═══ PASSAGE FOR REVIEW ═══
Total loss: \(\mathcal{L} = \mathcal{L}_{align} + \mathcal{L}_{ccr} + \mathcal{L}_{kpd}\): - \(\mathcal{L}_{align}\): Contrastive cross-entropy loss aligning context-enhanced features and key part features with their respective embeddings. - \(\mathcal{L}_{ccr}\): Masked context reconstruction loss supervising BERT to recover masked words. - \(\mathcal{L}_{kpd}\): Joint importance calibration loss guided by LLM-generated body part priors \(K_{gt}\).

Inference utilizes calibrated stacking to mitigate domain shift in GZSL, aggregating predictions from both context and part branches.

Key Experimental Results

Main Results

ZSL Accuracy (%):

Method NTU-60 55/5 NTU-60 48/12 NTU-120 110/10 NTU-120 96/24
STAR (ACMM24) 81.4 45.1 63.3 44.3
Neuron (CVPR25) 86.9 62.7 71.5 57.1
FS-VAE (ICCV25) 86.9 57.2 74.4 62.5
Ours 89.6 64.4 74.2 60.1

GZSL Harmonic Mean H (%):

Method NTU-60 55/5 NTU-60 48/12 NTU-120 110/10 NTU-120 96/24
ScoPLe (CVPR25) 70.8 57.9 52.2 52.2
Neuron (CVPR25) 71.4 59.1 63.3 53.6
FS-VAE (ICCV25) 75.7 52.1 63.3 54.7
Ours 77.1 61.1 63.1 56.1

Ablation Study

DJE SCG PPM KPD NTU60-ZSL NTU120-GZSL
79.4 49.4
81.4 51.4
83.9 55.4
87.4 55.9
89.6 56.1

Key Findings

  • Context reconstruction is the primary contribution: SCG provides the largest jump (81.4→83.9 ZSL), and PPM stabilizes it further to 87.4.
  • Superior on Hard-Level similar classes: Ours achieves 55.8% GZSL, outperforming Neuron by 12.0% and FS-VAE by 5.1%, validating the role of context inference in fine-grained discrimination.
═══ RECORDS ═══
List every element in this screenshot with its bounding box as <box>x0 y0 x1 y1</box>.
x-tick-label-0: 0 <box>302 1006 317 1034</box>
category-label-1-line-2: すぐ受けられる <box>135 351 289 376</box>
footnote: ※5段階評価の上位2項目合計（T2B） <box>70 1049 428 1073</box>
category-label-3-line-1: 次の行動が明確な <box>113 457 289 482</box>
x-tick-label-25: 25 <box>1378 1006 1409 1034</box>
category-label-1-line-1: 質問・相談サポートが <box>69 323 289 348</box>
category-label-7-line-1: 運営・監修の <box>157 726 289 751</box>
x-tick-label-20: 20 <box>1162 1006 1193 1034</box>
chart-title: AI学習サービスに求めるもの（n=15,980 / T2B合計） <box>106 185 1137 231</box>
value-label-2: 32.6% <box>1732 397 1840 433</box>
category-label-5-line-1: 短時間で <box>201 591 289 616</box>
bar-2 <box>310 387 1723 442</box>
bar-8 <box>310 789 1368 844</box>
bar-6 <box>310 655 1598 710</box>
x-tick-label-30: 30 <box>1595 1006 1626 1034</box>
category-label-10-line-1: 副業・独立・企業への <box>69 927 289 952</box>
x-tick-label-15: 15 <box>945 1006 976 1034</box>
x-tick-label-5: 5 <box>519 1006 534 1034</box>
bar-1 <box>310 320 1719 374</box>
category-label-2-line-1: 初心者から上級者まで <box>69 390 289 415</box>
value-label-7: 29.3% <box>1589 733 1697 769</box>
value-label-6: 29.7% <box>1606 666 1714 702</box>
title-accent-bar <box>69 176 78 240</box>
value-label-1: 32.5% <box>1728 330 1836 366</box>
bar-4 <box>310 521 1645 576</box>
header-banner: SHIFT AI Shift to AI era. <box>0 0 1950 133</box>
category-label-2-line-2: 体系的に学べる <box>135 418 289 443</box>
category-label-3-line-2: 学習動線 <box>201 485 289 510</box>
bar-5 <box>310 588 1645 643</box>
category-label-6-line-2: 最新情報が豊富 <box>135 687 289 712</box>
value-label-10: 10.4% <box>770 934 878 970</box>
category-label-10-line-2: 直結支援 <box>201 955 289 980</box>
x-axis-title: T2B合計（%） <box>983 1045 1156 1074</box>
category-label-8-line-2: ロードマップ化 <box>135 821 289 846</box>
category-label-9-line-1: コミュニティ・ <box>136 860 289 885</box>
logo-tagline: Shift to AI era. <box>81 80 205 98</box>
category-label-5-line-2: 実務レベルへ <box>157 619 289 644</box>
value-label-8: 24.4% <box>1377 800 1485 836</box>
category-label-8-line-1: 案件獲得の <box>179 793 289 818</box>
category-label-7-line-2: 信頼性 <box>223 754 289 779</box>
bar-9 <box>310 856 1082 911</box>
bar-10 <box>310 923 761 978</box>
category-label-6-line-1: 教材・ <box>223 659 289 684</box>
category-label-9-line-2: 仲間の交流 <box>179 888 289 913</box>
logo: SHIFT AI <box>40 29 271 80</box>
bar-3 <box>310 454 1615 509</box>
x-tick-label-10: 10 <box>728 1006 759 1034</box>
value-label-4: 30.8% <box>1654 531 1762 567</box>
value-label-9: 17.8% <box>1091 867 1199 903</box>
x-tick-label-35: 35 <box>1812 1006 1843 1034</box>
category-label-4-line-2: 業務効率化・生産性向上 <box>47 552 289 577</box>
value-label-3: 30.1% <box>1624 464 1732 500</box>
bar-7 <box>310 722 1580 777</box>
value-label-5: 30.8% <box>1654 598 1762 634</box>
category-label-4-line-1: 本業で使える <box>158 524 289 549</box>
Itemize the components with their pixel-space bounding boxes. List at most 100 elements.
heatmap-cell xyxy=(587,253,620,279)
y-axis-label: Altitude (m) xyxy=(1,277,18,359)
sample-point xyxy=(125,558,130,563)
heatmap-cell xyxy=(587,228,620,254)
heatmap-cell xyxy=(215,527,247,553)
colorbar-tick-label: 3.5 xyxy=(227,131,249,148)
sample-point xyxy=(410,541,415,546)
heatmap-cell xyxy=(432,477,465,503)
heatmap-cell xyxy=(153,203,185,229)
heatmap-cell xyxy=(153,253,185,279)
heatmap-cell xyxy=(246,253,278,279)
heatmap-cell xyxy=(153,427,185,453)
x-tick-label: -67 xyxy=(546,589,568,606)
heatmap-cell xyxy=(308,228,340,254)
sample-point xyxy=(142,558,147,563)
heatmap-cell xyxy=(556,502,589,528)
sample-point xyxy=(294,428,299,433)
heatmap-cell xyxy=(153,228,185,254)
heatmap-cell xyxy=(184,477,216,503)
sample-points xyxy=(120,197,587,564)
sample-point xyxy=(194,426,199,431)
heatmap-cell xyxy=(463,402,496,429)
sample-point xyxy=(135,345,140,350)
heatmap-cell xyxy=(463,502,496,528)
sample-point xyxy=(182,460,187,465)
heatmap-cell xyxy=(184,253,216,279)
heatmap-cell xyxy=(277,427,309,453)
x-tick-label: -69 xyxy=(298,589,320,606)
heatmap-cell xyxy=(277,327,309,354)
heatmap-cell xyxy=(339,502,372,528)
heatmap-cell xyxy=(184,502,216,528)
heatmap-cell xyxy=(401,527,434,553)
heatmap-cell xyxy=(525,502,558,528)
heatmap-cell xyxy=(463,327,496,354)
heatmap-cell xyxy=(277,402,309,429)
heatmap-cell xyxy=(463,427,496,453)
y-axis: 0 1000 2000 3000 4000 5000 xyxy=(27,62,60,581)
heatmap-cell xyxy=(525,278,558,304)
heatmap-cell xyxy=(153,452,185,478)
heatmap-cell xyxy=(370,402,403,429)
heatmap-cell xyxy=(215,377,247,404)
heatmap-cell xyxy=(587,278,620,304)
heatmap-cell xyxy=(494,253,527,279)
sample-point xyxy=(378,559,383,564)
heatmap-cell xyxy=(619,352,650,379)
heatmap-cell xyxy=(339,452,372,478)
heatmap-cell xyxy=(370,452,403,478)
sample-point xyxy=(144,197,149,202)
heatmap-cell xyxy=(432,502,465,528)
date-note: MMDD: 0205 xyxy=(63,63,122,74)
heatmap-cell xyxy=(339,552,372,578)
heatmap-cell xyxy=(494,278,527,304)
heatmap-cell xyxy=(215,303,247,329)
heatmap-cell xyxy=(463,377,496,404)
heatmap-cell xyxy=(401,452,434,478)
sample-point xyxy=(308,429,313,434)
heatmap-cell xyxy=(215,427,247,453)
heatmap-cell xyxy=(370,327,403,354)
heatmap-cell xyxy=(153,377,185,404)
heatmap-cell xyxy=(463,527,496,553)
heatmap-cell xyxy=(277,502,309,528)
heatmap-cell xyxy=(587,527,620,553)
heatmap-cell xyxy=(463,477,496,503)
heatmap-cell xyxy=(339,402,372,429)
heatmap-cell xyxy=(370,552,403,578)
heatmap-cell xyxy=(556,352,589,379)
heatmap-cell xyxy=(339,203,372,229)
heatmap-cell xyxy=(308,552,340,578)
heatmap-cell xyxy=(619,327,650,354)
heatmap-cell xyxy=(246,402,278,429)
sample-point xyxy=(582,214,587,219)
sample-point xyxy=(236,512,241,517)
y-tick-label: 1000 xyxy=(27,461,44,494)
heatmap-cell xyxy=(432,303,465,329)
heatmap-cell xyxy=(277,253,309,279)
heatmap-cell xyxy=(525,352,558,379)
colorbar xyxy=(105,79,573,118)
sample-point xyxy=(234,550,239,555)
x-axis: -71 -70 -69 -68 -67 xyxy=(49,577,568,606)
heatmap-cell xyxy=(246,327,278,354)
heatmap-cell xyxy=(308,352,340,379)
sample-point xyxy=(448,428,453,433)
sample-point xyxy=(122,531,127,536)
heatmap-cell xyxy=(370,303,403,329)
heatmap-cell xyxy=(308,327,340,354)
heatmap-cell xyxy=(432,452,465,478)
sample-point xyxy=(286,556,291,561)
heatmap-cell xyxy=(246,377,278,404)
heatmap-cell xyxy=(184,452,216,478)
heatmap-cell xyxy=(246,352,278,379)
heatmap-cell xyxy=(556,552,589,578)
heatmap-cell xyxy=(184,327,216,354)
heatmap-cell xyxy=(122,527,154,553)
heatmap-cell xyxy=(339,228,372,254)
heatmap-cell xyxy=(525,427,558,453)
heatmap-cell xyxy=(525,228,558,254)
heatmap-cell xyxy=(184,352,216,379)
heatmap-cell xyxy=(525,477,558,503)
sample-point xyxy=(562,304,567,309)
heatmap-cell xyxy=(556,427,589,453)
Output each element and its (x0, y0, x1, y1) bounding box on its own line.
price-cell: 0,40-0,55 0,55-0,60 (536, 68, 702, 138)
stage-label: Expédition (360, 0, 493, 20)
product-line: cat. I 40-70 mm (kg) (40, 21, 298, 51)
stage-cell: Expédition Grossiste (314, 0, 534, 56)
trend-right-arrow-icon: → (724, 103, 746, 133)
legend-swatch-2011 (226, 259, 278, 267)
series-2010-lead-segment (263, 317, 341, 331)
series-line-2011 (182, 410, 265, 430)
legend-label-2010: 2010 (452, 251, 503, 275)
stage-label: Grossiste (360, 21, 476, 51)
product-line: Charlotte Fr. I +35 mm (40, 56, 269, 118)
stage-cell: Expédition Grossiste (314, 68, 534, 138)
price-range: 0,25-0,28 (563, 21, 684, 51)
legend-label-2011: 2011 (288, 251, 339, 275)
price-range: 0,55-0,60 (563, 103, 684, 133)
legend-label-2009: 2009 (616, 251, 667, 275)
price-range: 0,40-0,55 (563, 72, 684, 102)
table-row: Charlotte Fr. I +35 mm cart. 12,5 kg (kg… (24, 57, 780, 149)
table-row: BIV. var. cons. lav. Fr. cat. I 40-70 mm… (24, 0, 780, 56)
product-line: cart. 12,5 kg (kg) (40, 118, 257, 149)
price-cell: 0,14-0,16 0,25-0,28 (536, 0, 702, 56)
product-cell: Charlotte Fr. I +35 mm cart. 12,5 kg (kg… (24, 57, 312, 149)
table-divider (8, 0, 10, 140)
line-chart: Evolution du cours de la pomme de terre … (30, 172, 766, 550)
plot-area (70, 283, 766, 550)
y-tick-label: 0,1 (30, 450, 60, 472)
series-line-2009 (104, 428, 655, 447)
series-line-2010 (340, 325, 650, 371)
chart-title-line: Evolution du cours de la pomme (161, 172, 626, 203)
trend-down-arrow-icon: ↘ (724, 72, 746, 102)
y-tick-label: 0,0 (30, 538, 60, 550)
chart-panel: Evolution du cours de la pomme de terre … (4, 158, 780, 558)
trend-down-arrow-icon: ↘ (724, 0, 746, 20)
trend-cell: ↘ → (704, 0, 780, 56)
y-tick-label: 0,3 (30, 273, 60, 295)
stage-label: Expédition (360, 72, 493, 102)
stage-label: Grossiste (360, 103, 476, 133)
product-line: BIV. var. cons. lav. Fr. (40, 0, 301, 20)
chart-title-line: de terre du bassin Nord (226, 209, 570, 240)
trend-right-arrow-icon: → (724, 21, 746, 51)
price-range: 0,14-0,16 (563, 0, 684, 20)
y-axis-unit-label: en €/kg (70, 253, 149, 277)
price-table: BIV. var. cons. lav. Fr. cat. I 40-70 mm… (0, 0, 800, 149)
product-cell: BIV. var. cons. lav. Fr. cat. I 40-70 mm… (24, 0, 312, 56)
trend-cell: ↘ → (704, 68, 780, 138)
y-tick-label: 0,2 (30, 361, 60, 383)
═══
## TASKS TO COMPLETE
A. In the zero-shot results summary, what does the masked context reconstruction loss supervise BERT to do?
B. Continue the zero-shot results summary from the end of its last sentence.
The rows can be set aside; they play no part in what comes next.

## ANSWERS BELOW
A. It supervises BERT to recover masked words.

B.
  • Object-related slots (Use Object + Target Object) contribute more than the environment slot (87.0 vs 84.4), as skeleton actions are largely defined by hand-object interactions.
  • Performance on PKU-MMD (GZSL H-mean: 71.4%) surpasses the second-best (Neuron) by 2.2%.

Highlights & Insights

  • Inverse Design - Enhancing Skeleton instead of Text: Unlike prior works (SCoPLe, Neuron), SkeletonContext enhances the skeleton representation to carry contextual semantics, addressing information asymmetry at the source.
  • Knowledge Transfer via Masked Reconstruction: Adapts masked reconstruction from vision-language pre-training (e.g., VL-BEiT) to the vision-less skeleton modality, allowing BERT's language knowledge to "flow" into the skeleton encoder.
  • Qualitative Interpretability: The model can infer contextual objects like "keyboard" or "pen/paper" directly from skeletons during inference without any text input, demonstrating a learned motion-to-context mapping.

Limitations & Future Work

  • Dependency on the quality and template of LLM-generated descriptions.
  • Only three context slots are considered, potentially missing fine-grained body-part interaction nuances.
  • Shift-GCN is used as the base encoder; more advanced encoders (e.g., CTR-GCN, InfoGCN) might yield better results.
  • On the NTU-120 110/10 split, it does not surpass FS-VAE (74.2 vs 74.4), suggesting diminishing returns for context enhancement in seen-class-heavy scenarios.
  • vs SCoPLe (CVPR25): SCoPLe uses joint text-skeleton prompts but does not introduce external context. SkeletonContext fills the information gap via reconstruction.
  • vs Neuron (CVPR25): Neuron uses multi-turn side information to guide alignment but operates at the alignment level. SkeletonContext injects context directly into the encoder side.
  • vs FS-VAE (ICCV25): FS-VAE decomposes frequency components, which is complementary to the contextual injection of this work.

Rating

  • Novelty: ⭐⭐⭐⭐ Using masked reconstruction for skeleton-side contextual injection is a novel perspective.
  • Experimental Thoroughness: ⭐⭐⭐⭐⭐ Comprehensive splits across three datasets, GZSL+ZSL, hard-class analysis, and extensive ablations.
  • Writing Quality: ⭐⭐⭐⭐ Clear logic, though some mathematical notation is slightly redundant.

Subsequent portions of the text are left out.